§ Set problem: Your task is to print all of the data word for word.

§ Available data:

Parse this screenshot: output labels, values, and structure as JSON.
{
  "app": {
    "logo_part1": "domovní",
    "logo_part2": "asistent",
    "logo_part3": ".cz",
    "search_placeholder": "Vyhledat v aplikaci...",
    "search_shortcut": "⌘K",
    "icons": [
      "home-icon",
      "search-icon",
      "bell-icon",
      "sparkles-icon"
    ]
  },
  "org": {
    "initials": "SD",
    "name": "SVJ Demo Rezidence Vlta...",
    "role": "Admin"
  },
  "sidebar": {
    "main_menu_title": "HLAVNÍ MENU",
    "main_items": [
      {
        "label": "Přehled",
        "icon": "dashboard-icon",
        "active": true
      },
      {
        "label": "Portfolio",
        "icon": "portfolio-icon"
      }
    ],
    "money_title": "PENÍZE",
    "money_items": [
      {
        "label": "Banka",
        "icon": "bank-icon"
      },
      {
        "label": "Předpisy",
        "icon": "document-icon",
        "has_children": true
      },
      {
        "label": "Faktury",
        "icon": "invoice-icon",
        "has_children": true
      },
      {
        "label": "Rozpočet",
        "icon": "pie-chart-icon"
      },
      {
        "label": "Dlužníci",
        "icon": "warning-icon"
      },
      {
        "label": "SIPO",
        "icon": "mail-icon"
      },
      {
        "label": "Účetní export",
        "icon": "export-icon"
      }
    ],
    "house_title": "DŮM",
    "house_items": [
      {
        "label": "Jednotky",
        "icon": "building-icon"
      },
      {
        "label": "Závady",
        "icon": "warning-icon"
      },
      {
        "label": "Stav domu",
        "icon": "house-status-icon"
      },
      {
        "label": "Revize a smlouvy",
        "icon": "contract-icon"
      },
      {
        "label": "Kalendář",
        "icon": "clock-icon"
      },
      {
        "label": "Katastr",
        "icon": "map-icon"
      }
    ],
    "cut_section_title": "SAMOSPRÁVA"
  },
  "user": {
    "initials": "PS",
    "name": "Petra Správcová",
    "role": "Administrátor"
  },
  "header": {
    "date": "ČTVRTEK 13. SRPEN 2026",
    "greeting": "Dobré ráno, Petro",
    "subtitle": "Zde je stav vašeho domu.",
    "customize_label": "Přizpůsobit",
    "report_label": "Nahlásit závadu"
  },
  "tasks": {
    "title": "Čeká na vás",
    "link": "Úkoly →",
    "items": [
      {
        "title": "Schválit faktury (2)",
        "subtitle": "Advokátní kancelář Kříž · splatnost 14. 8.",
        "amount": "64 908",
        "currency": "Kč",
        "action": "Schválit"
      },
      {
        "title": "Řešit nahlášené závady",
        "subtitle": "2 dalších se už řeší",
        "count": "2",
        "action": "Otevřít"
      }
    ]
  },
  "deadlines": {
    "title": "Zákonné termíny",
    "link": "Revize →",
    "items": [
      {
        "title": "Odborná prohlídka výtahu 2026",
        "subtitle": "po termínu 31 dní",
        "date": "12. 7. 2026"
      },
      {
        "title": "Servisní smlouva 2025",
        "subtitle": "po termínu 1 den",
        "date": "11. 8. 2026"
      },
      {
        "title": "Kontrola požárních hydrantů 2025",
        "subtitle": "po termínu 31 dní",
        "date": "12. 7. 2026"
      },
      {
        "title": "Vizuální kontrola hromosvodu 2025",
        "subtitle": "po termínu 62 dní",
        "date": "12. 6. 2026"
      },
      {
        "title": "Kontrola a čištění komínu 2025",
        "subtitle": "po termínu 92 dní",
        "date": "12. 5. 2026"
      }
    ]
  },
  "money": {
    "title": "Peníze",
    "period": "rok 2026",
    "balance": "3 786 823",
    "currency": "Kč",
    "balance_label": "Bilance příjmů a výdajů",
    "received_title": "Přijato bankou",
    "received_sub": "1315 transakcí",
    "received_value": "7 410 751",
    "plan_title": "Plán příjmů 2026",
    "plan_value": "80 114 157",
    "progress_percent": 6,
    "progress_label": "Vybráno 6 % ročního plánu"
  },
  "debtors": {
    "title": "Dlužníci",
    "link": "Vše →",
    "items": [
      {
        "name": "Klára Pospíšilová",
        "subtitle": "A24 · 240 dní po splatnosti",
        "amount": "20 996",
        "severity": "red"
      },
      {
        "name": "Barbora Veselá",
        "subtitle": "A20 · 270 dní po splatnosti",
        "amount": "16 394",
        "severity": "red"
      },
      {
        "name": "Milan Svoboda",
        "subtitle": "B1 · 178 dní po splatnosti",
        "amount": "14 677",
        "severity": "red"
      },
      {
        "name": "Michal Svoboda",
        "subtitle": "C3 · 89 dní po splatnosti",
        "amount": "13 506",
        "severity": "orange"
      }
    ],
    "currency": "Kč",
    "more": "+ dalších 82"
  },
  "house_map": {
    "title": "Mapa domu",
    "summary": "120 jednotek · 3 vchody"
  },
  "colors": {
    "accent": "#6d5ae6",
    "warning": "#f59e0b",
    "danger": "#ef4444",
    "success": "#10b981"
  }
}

§ The output:
Parse this screenshot: output labels, values, and structure as JSON.
{
  "app": {
    "logo_part1": "domovní",
    "logo_part2": "asistent",
    "logo_part3": ".cz",
    "search_placeholder": "Vyhledat v aplikaci...",
    "search_shortcut": "⌘K",
    "icons": [
      "home-icon",
      "search-icon",
      "bell-icon",
      "sparkles-icon"
    ]
  },
  "org": {
    "initials": "SD",
    "name": "SVJ Demo Rezidence Vlta...",
    "role": "Admin"
  },
  "sidebar": {
    "main_menu_title": "HLAVNÍ MENU",
    "main_items": [
      {
        "label": "Přehled",
        "icon": "dashboard-icon",
        "active": true
      },
      {
        "label": "Portfolio",
        "icon": "portfolio-icon"
      }
    ],
    "money_title": "PENÍZE",
    "money_items": [
      {
        "label": "Banka",
        "icon": "bank-icon"
      },
      {
        "label": "Předpisy",
        "icon": "document-icon",
        "has_children": true
      },
      {
        "label": "Faktury",
        "icon": "invoice-icon",
        "has_children": true
      },
      {
        "label": "Rozpočet",
        "icon": "pie-chart-icon"
      },
      {
        "label": "Dlužníci",
        "icon": "warning-icon"
      },
      {
        "label": "SIPO",
        "icon": "mail-icon"
      },
      {
        "label": "Účetní export",
        "icon": "export-icon"
      }
    ],
    "house_title": "DŮM",
    "house_items": [
      {
        "label": "Jednotky",
        "icon": "building-icon"
      },
      {
        "label": "Závady",
        "icon": "warning-icon"
      },
      {
        "label": "Stav domu",
        "icon": "house-status-icon"
      },
      {
        "label": "Revize a smlouvy",
        "icon": "contract-icon"
      },
      {
        "label": "Kalendář",
        "icon": "clock-icon"
      },
      {
        "label": "Katastr",
        "icon": "map-icon"
      }
    ],
    "cut_section_title": "SAMOSPRÁVA"
  },
  "user": {
    "initials": "PS",
    "name": "Petra Správcová",
    "role": "Administrátor"
  },
  "header": {
    "date": "ČTVRTEK 13. SRPEN 2026",
    "greeting": "Dobré ráno, Petro",
    "subtitle": "Zde je stav vašeho domu.",
    "customize_label": "Přizpůsobit",
    "report_label": "Nahlásit závadu"
  },
  "tasks": {
    "title": "Čeká na vás",
    "link": "Úkoly →",
    "items": [
      {
        "title": "Schválit faktury (2)",
        "subtitle": "Advokátní kancelář Kříž · splatnost 14. 8.",
        "amount": "64 908",
        "currency": "Kč",
        "action": "Schválit"
      },
      {
        "title": "Řešit nahlášené závady",
        "subtitle": "2 dalších se už řeší",
        "count": "2",
        "action": "Otevřít"
      }
    ]
  },
  "deadlines": {
    "title": "Zákonné termíny",
    "link": "Revize →",
    "items": [
      {
        "title": "Odborná prohlídka výtahu 2026",
        "subtitle": "po termínu 31 dní",
        "date": "12. 7. 2026"
      },
      {
        "title": "Servisní smlouva 2025",
        "subtitle": "po termínu 1 den",
        "date": "11. 8. 2026"
      },
      {
        "title": "Kontrola požárních hydrantů 2025",
        "subtitle": "po termínu 31 dní",
        "date": "12. 7. 2026"
      },
      {
        "title": "Vizuální kontrola hromosvodu 2025",
        "subtitle": "po termínu 62 dní",
        "date": "12. 6. 2026"
      },
      {
        "title": "Kontrola a čištění komínu 2025",
        "subtitle": "po termínu 92 dní",
        "date": "12. 5. 2026"
      }
    ]
  },
  "money": {
    "title": "Peníze",
    "period": "rok 2026",
    "balance": "3 786 823",
    "currency": "Kč",
    "balance_label": "Bilance příjmů a výdajů",
    "received_title": "Přijato bankou",
    "received_sub": "1315 transakcí",
    "received_value": "7 410 751",
    "plan_title": "Plán příjmů 2026",
    "plan_value": "80 114 157",
    "progress_percent": 6,
    "progress_label": "Vybráno 6 % ročního plánu"
  },
  "debtors": {
    "title": "Dlužníci",
    "link": "Vše →",
    "items": [
      {
        "name": "Klára Pospíšilová",
        "subtitle": "A24 · 240 dní po splatnosti",
        "amount": "20 996",
        "severity": "red"
      },
      {
        "name": "Barbora Veselá",
        "subtitle": "A20 · 270 dní po splatnosti",
        "amount": "16 394",
        "severity": "red"
      },
      {
        "name": "Milan Svoboda",
        "subtitle": "B1 · 178 dní po splatnosti",
        "amount": "14 677",
        "severity": "red"
      },
      {
        "name": "Michal Svoboda",
        "subtitle": "C3 · 89 dní po splatnosti",
        "amount": "13 506",
        "severity": "orange"
      }
    ],
    "currency": "Kč",
    "more": "+ dalších 82"
  },
  "house_map": {
    "title": "Mapa domu",
    "summary": "120 jednotek · 3 vchody"
  },
  "colors": {
    "accent": "#6d5ae6",
    "warning": "#f59e0b",
    "danger": "#ef4444",
    "success": "#10b981"
  }
}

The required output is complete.